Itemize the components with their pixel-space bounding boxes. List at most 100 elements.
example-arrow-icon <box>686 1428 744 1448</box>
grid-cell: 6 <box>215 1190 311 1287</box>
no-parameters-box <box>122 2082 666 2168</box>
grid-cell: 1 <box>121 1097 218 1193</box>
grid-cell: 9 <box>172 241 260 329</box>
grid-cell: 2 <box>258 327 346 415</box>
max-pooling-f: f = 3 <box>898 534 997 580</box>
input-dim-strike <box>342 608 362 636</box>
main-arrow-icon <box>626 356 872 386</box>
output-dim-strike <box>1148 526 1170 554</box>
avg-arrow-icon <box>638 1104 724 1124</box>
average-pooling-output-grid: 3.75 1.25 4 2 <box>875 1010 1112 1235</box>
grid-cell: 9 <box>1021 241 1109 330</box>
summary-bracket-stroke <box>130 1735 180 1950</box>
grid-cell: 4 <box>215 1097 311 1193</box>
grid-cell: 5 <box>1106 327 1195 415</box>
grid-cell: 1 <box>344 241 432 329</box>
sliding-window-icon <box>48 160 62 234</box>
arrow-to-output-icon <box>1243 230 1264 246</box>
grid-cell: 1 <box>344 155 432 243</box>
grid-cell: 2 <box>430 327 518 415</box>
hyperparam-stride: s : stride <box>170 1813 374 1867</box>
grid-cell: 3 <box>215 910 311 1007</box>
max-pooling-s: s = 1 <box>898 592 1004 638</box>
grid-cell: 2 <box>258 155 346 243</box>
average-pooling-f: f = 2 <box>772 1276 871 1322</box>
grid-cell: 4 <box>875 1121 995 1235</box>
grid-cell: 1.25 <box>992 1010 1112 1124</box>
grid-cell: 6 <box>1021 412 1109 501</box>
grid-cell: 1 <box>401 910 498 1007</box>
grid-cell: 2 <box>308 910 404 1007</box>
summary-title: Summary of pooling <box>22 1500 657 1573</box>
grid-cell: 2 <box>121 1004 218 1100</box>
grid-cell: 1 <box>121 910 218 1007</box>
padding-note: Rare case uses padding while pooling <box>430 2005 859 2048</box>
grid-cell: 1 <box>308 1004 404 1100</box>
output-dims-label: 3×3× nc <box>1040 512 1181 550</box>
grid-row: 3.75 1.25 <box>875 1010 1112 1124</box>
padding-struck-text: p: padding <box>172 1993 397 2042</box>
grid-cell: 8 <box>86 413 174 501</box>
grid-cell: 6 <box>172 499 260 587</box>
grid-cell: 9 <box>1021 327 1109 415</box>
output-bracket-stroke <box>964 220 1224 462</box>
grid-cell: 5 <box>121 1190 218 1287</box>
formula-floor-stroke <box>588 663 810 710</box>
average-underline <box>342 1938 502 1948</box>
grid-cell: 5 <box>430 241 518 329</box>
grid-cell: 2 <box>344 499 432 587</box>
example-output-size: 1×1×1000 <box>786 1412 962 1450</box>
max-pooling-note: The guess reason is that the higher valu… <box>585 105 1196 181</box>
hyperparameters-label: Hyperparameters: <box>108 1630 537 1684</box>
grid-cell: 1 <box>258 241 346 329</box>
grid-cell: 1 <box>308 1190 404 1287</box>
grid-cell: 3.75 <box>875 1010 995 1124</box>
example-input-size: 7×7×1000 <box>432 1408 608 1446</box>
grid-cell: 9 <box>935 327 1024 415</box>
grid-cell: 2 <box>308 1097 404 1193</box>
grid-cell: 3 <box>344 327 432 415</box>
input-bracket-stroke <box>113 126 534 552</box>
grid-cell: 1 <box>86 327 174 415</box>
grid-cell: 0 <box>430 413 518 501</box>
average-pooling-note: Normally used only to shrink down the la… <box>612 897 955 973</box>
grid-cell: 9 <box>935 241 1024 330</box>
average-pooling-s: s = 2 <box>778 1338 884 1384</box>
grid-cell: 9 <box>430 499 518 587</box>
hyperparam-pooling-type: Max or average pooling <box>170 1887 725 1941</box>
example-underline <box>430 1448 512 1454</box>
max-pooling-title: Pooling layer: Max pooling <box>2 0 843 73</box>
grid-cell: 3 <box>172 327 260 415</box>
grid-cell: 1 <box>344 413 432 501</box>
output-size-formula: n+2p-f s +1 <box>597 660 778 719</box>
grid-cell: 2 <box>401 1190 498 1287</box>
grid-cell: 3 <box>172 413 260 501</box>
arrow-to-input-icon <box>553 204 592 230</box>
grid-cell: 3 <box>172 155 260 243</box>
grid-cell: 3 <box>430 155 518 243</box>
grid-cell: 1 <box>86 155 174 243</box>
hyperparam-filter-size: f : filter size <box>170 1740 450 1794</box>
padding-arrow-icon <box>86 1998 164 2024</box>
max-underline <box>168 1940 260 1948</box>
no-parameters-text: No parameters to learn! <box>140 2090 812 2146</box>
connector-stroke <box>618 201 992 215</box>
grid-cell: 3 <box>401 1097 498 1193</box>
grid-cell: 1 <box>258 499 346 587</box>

::::::::::

## Aim of the task
Reproduce the material above in full, substituting "glyph" for every occurrence of "icon" and leaving all other text unchanged.

## Result
Itemize the components with their pixel-space bounding boxes. List at most 100 elements.
example-arrow-glyph <box>686 1428 744 1448</box>
grid-cell: 6 <box>215 1190 311 1287</box>
no-parameters-box <box>122 2082 666 2168</box>
grid-cell: 1 <box>121 1097 218 1193</box>
grid-cell: 9 <box>172 241 260 329</box>
grid-cell: 2 <box>258 327 346 415</box>
max-pooling-f: f = 3 <box>898 534 997 580</box>
input-dim-strike <box>342 608 362 636</box>
main-arrow-glyph <box>626 356 872 386</box>
output-dim-strike <box>1148 526 1170 554</box>
avg-arrow-glyph <box>638 1104 724 1124</box>
average-pooling-output-grid: 3.75 1.25 4 2 <box>875 1010 1112 1235</box>
grid-cell: 9 <box>1021 241 1109 330</box>
summary-bracket-stroke <box>130 1735 180 1950</box>
grid-cell: 4 <box>215 1097 311 1193</box>
grid-cell: 5 <box>1106 327 1195 415</box>
grid-cell: 1 <box>344 241 432 329</box>
sliding-window-glyph <box>48 160 62 234</box>
arrow-to-output-glyph <box>1243 230 1264 246</box>
grid-cell: 1 <box>344 155 432 243</box>
grid-cell: 2 <box>430 327 518 415</box>
hyperparam-stride: s : stride <box>170 1813 374 1867</box>
grid-cell: 3 <box>215 910 311 1007</box>
max-pooling-s: s = 1 <box>898 592 1004 638</box>
grid-cell: 2 <box>258 155 346 243</box>
average-pooling-f: f = 2 <box>772 1276 871 1322</box>
grid-cell: 4 <box>875 1121 995 1235</box>
grid-cell: 1.25 <box>992 1010 1112 1124</box>
grid-cell: 6 <box>1021 412 1109 501</box>
grid-cell: 1 <box>401 910 498 1007</box>
grid-cell: 2 <box>308 910 404 1007</box>
summary-title: Summary of pooling <box>22 1500 657 1573</box>
grid-cell: 2 <box>121 1004 218 1100</box>
grid-cell: 1 <box>121 910 218 1007</box>
padding-note: Rare case uses padding while pooling <box>430 2005 859 2048</box>
grid-cell: 1 <box>308 1004 404 1100</box>
output-dims-label: 3×3× nc <box>1040 512 1181 550</box>
grid-row: 3.75 1.25 <box>875 1010 1112 1124</box>
padding-struck-text: p: padding <box>172 1993 397 2042</box>
grid-cell: 8 <box>86 413 174 501</box>
grid-cell: 6 <box>172 499 260 587</box>
grid-cell: 9 <box>1021 327 1109 415</box>
output-bracket-stroke <box>964 220 1224 462</box>
grid-cell: 5 <box>121 1190 218 1287</box>
formula-floor-stroke <box>588 663 810 710</box>
average-underline <box>342 1938 502 1948</box>
grid-cell: 5 <box>430 241 518 329</box>
grid-cell: 2 <box>344 499 432 587</box>
example-output-size: 1×1×1000 <box>786 1412 962 1450</box>
max-pooling-note: The guess reason is that the higher valu… <box>585 105 1196 181</box>
hyperparameters-label: Hyperparameters: <box>108 1630 537 1684</box>
grid-cell: 1 <box>258 241 346 329</box>
grid-cell: 1 <box>308 1190 404 1287</box>
grid-cell: 3.75 <box>875 1010 995 1124</box>
example-input-size: 7×7×1000 <box>432 1408 608 1446</box>
grid-cell: 9 <box>935 327 1024 415</box>
grid-cell: 2 <box>308 1097 404 1193</box>
grid-cell: 3 <box>344 327 432 415</box>
input-bracket-stroke <box>113 126 534 552</box>
grid-cell: 1 <box>86 327 174 415</box>
grid-cell: 0 <box>430 413 518 501</box>
average-pooling-note: Normally used only to shrink down the la… <box>612 897 955 973</box>
grid-cell: 9 <box>935 241 1024 330</box>
average-pooling-s: s = 2 <box>778 1338 884 1384</box>
grid-cell: 9 <box>430 499 518 587</box>
hyperparam-pooling-type: Max or average pooling <box>170 1887 725 1941</box>
example-underline <box>430 1448 512 1454</box>
max-pooling-title: Pooling layer: Max pooling <box>2 0 843 73</box>
grid-cell: 3 <box>172 327 260 415</box>
grid-cell: 1 <box>344 413 432 501</box>
output-size-formula: n+2p-f s +1 <box>597 660 778 719</box>
grid-cell: 2 <box>401 1190 498 1287</box>
grid-cell: 3 <box>172 413 260 501</box>
arrow-to-input-glyph <box>553 204 592 230</box>
grid-cell: 3 <box>172 155 260 243</box>
grid-cell: 3 <box>430 155 518 243</box>
grid-cell: 1 <box>86 155 174 243</box>
hyperparam-filter-size: f : filter size <box>170 1740 450 1794</box>
padding-arrow-glyph <box>86 1998 164 2024</box>
max-underline <box>168 1940 260 1948</box>
no-parameters-text: No parameters to learn! <box>140 2090 812 2146</box>
connector-stroke <box>618 201 992 215</box>
grid-cell: 3 <box>401 1097 498 1193</box>
grid-cell: 1 <box>258 499 346 587</box>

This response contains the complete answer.